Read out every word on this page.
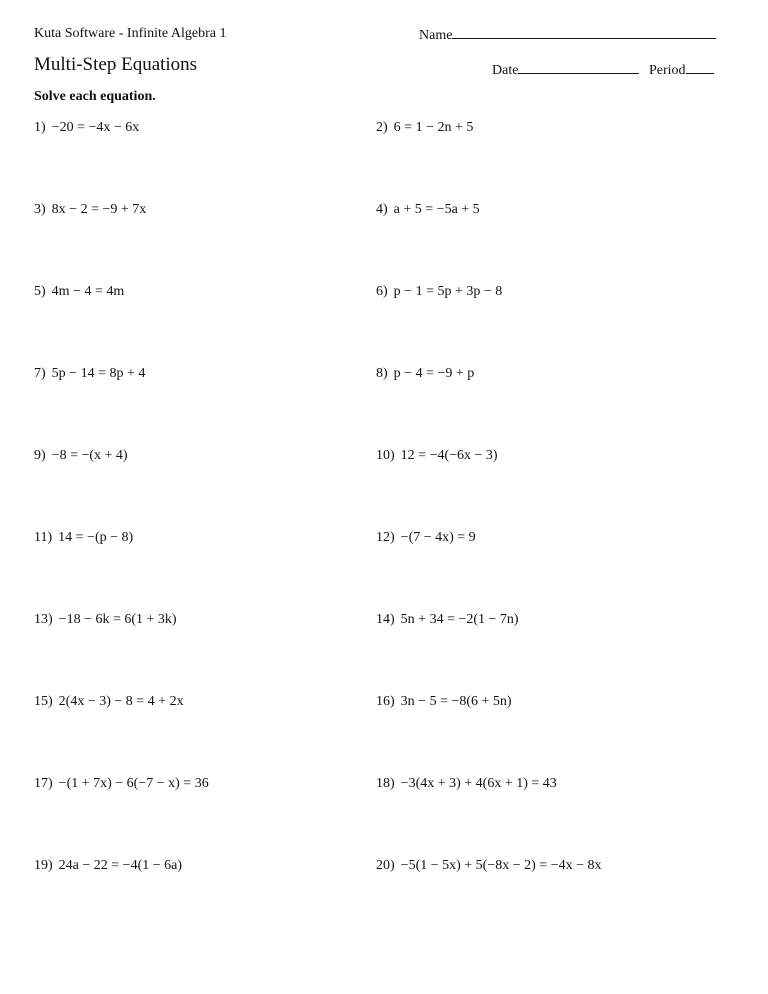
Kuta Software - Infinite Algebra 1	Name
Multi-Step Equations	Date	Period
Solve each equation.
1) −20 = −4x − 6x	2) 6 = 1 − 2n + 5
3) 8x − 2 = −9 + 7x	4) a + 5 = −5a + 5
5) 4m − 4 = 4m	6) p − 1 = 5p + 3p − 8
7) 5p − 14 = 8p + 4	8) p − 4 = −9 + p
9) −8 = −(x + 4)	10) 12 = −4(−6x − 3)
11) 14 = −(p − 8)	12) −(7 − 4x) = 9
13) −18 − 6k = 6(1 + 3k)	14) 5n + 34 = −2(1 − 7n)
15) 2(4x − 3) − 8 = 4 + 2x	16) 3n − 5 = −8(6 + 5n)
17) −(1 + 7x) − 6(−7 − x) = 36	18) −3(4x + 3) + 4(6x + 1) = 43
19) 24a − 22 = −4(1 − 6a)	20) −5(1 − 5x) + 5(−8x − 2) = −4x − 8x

_ _ _ _

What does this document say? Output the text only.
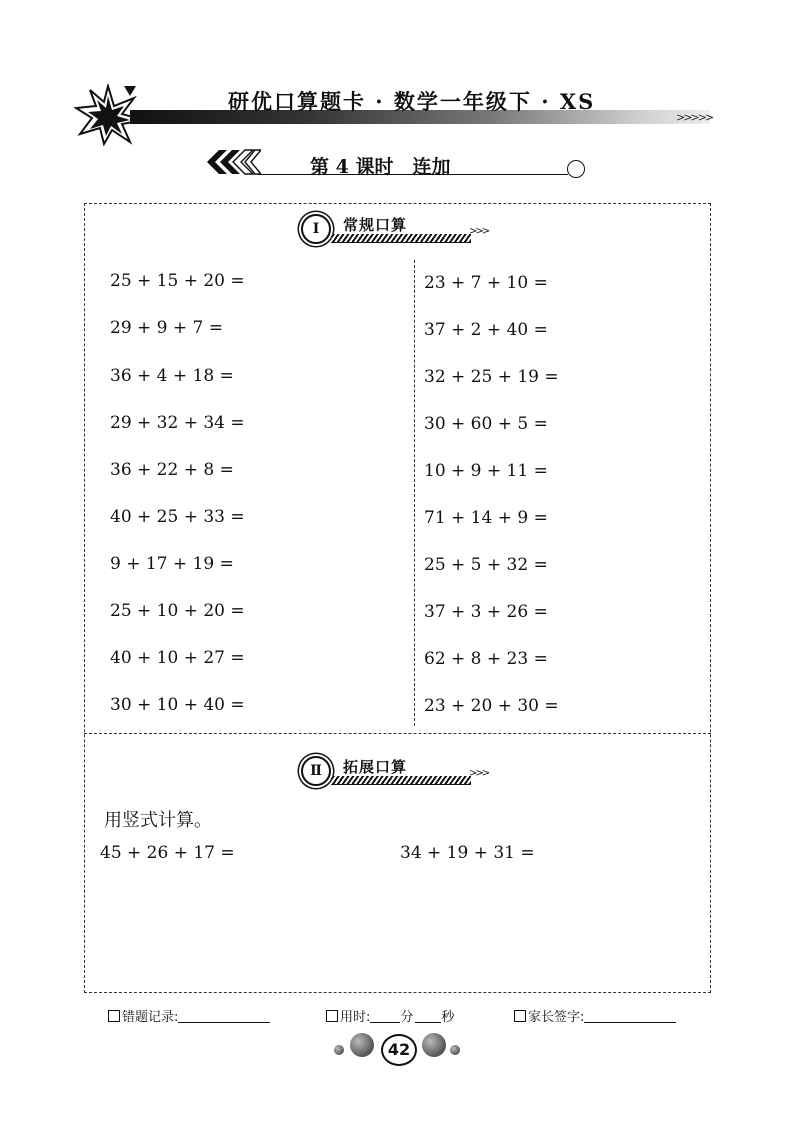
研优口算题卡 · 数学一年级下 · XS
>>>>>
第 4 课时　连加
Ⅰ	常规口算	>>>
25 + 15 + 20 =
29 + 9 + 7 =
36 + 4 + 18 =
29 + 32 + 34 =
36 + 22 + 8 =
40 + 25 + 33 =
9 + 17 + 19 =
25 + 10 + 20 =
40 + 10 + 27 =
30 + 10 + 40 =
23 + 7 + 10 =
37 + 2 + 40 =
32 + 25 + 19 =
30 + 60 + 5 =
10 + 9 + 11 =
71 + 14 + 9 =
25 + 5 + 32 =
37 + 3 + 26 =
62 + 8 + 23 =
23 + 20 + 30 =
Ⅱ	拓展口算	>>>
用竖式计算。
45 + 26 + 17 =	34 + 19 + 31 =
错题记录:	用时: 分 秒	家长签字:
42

_ _ _ _

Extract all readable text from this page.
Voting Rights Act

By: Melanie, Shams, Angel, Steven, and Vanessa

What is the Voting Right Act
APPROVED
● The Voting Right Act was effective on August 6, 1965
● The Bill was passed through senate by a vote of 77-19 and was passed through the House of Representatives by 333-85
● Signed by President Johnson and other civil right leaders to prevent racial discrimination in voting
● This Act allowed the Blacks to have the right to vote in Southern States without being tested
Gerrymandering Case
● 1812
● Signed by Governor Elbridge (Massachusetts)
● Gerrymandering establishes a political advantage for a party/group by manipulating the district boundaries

_ _ _ _

Written request — Check each line in the records for the word "vote" and say how many have it, with nothing else.

Response below — 2